Written instruction:
Keep the images out and copy every entry below exactly.

(Records about charts and figures)

* begin *

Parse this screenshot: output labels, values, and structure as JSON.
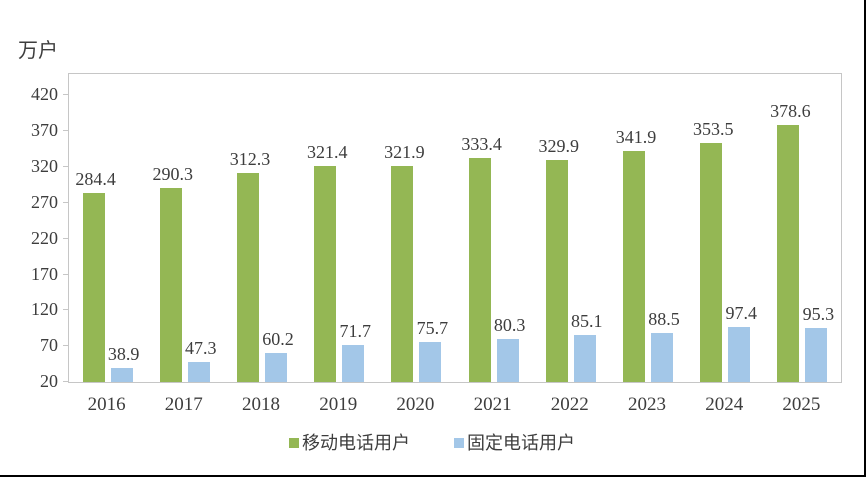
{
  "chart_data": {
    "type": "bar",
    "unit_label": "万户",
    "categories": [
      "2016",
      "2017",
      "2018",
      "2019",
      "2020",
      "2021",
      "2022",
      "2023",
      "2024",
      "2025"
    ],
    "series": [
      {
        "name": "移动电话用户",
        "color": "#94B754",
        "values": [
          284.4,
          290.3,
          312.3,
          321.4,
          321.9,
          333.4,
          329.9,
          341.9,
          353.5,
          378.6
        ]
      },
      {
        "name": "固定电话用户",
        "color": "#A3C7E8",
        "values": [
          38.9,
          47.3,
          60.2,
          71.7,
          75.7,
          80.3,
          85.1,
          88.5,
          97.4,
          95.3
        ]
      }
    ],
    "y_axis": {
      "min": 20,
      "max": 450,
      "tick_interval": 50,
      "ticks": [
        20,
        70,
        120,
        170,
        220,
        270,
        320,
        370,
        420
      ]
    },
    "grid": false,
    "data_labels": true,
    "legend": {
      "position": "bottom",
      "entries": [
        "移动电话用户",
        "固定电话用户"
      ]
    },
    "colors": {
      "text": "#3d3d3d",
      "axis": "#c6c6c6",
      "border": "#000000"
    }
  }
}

* end *

Final result:
Parse this screenshot: output labels, values, and structure as JSON.
{
  "chart_data": {
    "type": "bar",
    "unit_label": "万户",
    "categories": [
      "2016",
      "2017",
      "2018",
      "2019",
      "2020",
      "2021",
      "2022",
      "2023",
      "2024",
      "2025"
    ],
    "series": [
      {
        "name": "移动电话用户",
        "color": "#94B754",
        "values": [
          284.4,
          290.3,
          312.3,
          321.4,
          321.9,
          333.4,
          329.9,
          341.9,
          353.5,
          378.6
        ]
      },
      {
        "name": "固定电话用户",
        "color": "#A3C7E8",
        "values": [
          38.9,
          47.3,
          60.2,
          71.7,
          75.7,
          80.3,
          85.1,
          88.5,
          97.4,
          95.3
        ]
      }
    ],
    "y_axis": {
      "min": 20,
      "max": 450,
      "tick_interval": 50,
      "ticks": [
        20,
        70,
        120,
        170,
        220,
        270,
        320,
        370,
        420
      ]
    },
    "grid": false,
    "data_labels": true,
    "legend": {
      "position": "bottom",
      "entries": [
        "移动电话用户",
        "固定电话用户"
      ]
    },
    "colors": {
      "text": "#3d3d3d",
      "axis": "#c6c6c6",
      "border": "#000000"
    }
  }
}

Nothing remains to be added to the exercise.